What is asked ->
Below are some records. Copy every line in them that holds "follows".
** START OF Record set **
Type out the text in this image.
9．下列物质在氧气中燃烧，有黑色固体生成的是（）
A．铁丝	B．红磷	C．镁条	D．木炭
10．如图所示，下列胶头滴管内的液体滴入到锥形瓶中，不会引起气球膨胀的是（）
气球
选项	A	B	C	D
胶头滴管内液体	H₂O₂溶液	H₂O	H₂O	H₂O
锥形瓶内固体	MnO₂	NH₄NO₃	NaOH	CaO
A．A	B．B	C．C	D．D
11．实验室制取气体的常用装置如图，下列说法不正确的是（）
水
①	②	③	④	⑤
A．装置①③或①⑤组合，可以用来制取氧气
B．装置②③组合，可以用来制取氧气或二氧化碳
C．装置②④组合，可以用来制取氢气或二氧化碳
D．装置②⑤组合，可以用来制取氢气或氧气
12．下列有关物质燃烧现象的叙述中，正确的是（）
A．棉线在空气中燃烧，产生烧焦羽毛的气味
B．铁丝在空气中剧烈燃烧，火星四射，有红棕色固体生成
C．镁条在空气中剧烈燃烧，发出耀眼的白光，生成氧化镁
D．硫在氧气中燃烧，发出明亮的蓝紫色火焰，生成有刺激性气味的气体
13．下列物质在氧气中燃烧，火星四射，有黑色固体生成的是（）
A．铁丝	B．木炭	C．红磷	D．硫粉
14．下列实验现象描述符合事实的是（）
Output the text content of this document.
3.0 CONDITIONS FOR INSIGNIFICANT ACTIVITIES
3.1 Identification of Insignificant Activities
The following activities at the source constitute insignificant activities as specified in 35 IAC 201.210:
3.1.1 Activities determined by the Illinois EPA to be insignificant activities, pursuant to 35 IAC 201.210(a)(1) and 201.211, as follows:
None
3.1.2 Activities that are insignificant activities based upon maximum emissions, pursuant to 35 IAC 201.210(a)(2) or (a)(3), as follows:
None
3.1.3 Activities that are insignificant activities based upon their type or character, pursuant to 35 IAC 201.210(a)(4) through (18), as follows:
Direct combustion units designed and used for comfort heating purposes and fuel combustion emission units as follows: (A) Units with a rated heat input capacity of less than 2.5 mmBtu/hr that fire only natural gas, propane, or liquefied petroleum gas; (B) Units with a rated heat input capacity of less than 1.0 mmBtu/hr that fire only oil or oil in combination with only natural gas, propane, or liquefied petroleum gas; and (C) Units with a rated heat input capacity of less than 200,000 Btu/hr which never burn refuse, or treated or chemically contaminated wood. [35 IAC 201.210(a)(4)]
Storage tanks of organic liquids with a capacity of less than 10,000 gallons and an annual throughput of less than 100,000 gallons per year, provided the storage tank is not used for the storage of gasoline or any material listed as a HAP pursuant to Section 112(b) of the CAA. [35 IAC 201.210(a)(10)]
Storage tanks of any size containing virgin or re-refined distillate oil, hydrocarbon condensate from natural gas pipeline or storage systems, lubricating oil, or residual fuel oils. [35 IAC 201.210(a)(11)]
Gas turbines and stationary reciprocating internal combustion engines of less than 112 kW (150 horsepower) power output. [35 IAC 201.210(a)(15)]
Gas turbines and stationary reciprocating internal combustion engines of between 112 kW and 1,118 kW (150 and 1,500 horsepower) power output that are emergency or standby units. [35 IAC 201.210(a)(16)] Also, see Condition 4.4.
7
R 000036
** END OF Record set **
Task solution ->
3.1.1 Activities determined by the Illinois EPA to be insignificant activities, pursuant to 35 IAC 201.210(a)(1) and 201.211, as follows:
3.1.2 Activities that are insignificant activities based upon maximum emissions, pursuant to 35 IAC 201.210(a)(2) or (a)(3), as follows:
3.1.3 Activities that are insignificant activities based upon their type or character, pursuant to 35 IAC 201.210(a)(4) through (18), as follows:
Direct combustion units designed and used for comfort heating purposes and fuel combustion emission units as follows: (A) Units with a rated heat input capacity of less than 2.5 mmBtu/hr that fire only natural gas, propane, or liquefied petroleum gas; (B) Units with a rated heat input capacity of less than 1.0 mmBtu/hr that fire only oil or oil in combination with only natural gas, propane, or liquefied petroleum gas; and (C) Units with a rated heat input capacity of less than 200,000 Btu/hr which never burn refuse, or treated or chemically contaminated wood. [35 IAC 201.210(a)(4)]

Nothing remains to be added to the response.